• [TASK DESCRIPTION]: Answer with a number only: how many lines of the data contain "Project"?

• [AVAILABLE DATA]:
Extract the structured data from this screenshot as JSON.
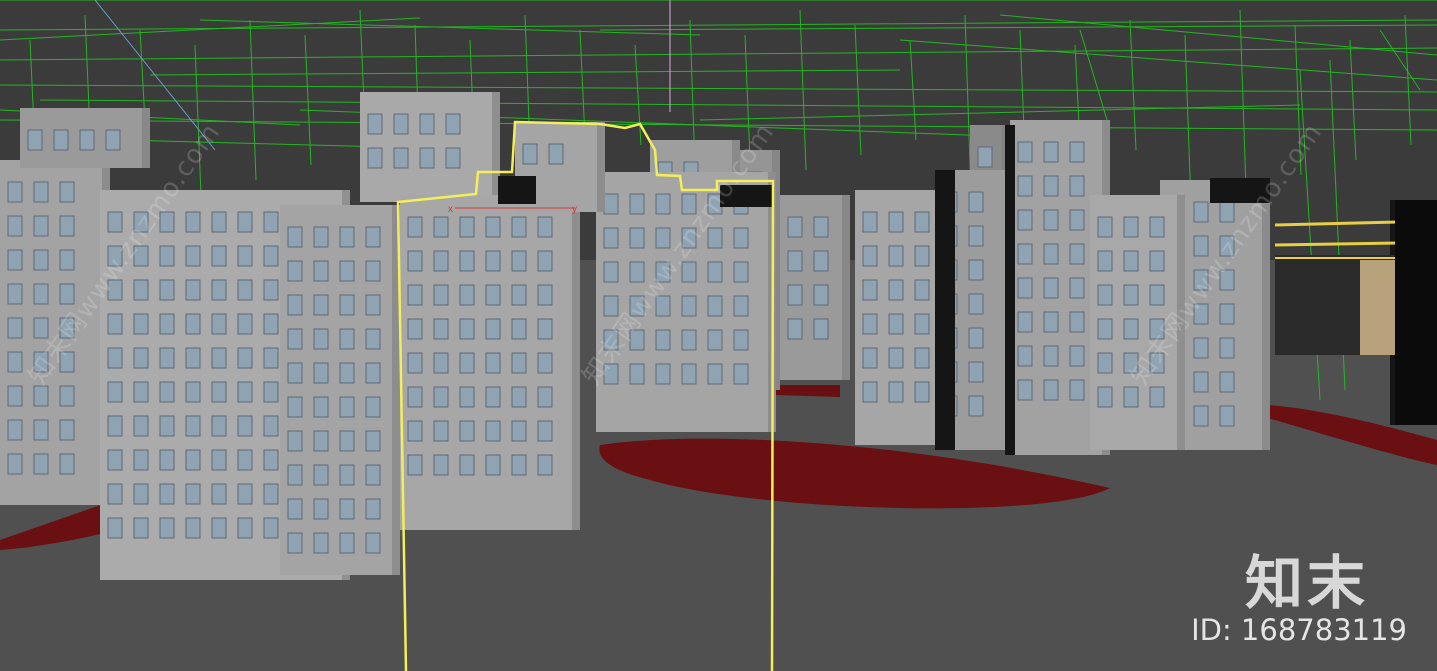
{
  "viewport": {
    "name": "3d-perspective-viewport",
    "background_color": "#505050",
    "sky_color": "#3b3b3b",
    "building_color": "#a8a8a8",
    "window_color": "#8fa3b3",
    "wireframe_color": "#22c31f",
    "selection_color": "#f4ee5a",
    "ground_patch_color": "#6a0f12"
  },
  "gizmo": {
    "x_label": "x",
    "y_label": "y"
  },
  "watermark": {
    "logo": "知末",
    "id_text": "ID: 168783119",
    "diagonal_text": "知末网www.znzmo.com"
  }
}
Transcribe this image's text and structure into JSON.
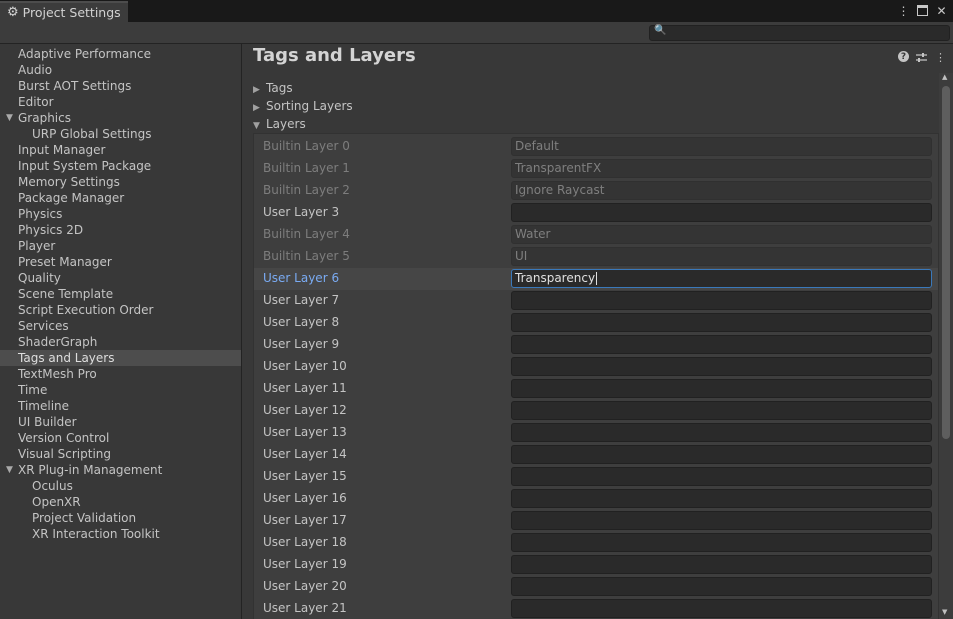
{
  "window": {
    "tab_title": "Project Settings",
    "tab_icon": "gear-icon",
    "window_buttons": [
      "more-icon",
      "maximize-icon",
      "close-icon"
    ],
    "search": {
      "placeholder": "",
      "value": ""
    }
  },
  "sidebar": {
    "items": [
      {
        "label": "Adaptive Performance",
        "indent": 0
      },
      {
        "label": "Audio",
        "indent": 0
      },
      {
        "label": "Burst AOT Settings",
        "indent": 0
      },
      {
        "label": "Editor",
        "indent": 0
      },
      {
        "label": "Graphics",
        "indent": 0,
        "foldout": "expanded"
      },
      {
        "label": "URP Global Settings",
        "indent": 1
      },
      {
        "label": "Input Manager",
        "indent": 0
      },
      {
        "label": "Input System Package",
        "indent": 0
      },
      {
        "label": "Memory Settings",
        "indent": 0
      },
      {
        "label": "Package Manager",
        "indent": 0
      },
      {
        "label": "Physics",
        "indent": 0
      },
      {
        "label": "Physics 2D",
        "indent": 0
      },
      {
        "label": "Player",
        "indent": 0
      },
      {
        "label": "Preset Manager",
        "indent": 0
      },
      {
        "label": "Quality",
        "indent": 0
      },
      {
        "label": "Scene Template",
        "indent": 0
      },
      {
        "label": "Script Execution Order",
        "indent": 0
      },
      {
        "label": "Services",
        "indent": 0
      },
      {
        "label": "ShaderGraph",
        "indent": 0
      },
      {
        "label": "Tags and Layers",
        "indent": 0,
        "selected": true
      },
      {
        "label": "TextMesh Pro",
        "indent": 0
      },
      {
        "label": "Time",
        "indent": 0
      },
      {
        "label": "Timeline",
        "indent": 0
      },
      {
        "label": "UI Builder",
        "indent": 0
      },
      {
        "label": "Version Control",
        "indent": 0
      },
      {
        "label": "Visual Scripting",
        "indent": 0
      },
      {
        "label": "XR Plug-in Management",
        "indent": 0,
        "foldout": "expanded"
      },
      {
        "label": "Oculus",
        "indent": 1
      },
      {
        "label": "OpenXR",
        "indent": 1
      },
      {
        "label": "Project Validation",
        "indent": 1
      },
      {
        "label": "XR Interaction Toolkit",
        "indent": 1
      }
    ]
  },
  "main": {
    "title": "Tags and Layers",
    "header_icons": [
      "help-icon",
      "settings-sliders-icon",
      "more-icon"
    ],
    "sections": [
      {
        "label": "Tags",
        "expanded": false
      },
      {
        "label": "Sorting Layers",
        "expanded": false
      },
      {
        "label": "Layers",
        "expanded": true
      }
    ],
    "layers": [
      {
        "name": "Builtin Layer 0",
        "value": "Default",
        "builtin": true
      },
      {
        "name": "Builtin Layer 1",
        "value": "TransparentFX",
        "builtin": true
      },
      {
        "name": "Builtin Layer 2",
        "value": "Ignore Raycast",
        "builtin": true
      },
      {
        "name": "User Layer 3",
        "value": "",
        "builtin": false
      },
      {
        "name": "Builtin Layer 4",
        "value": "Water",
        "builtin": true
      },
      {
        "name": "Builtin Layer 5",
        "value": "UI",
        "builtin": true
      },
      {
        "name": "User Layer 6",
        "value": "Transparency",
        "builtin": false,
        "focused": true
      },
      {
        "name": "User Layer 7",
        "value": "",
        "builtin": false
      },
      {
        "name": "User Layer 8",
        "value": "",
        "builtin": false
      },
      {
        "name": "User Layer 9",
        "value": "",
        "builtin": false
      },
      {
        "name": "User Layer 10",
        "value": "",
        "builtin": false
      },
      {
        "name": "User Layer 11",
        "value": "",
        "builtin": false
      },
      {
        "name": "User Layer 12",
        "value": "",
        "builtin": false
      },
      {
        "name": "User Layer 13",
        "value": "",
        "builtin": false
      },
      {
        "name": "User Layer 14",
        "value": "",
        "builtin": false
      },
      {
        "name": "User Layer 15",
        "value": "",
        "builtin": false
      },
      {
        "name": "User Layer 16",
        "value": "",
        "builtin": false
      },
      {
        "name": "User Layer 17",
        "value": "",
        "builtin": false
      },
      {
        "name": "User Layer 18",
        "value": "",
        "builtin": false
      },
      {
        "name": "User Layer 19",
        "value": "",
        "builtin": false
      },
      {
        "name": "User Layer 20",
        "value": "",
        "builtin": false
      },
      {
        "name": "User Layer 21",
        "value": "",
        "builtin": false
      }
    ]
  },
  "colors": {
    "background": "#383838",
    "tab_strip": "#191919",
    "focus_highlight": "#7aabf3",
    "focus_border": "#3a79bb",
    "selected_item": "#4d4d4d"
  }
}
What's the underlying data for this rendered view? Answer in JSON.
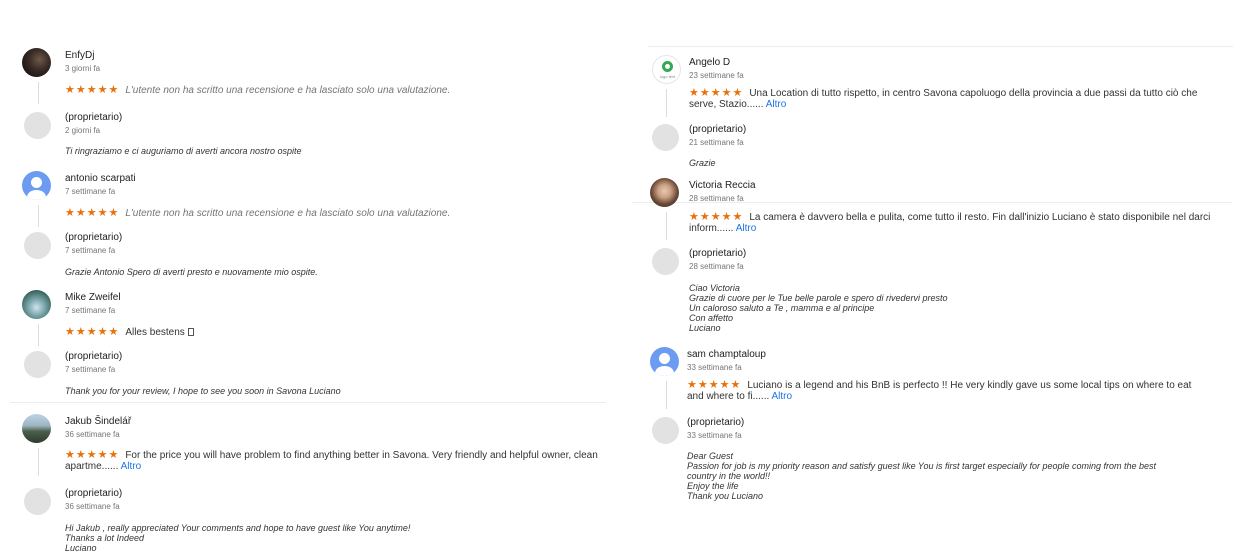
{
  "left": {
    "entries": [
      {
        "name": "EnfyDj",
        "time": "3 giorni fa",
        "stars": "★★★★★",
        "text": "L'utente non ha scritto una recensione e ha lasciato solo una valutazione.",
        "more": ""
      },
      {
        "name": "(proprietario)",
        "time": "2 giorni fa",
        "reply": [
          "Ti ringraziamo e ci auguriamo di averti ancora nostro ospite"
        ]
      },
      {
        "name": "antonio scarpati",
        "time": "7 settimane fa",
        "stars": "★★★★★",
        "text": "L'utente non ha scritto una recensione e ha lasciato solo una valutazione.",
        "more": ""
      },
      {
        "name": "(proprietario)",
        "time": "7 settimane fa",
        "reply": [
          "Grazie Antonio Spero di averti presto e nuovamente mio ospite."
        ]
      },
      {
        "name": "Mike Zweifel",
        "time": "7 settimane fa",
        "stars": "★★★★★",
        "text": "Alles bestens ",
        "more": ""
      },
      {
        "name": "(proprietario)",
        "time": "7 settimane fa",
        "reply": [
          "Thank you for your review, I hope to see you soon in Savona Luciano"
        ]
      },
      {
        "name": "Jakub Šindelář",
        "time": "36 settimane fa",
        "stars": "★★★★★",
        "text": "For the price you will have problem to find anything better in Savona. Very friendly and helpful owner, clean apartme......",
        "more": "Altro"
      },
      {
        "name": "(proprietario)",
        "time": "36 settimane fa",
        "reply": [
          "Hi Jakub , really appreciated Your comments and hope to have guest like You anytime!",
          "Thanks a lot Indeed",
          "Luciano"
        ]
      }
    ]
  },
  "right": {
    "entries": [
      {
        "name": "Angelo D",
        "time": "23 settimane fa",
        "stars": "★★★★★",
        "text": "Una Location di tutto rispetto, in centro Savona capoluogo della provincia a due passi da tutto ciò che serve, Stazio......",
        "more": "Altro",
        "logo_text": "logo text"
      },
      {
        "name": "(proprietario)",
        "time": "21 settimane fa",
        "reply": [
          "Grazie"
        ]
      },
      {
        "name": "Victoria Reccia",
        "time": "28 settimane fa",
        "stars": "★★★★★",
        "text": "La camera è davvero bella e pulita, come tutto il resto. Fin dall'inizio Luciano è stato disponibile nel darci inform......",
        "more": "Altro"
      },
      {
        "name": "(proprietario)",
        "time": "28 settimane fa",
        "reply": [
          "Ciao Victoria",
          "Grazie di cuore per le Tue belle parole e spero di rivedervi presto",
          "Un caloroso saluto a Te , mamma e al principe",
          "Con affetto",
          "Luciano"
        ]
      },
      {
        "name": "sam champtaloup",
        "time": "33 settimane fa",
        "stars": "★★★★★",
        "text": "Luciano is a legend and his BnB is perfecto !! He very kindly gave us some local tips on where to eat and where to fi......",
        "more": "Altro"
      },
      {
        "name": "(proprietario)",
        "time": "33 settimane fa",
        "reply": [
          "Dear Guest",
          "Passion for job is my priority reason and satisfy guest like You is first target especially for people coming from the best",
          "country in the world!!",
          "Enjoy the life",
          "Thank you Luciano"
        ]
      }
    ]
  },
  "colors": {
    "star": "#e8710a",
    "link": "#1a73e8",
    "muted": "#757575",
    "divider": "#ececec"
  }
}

• [EXERCISE RESULT]: 2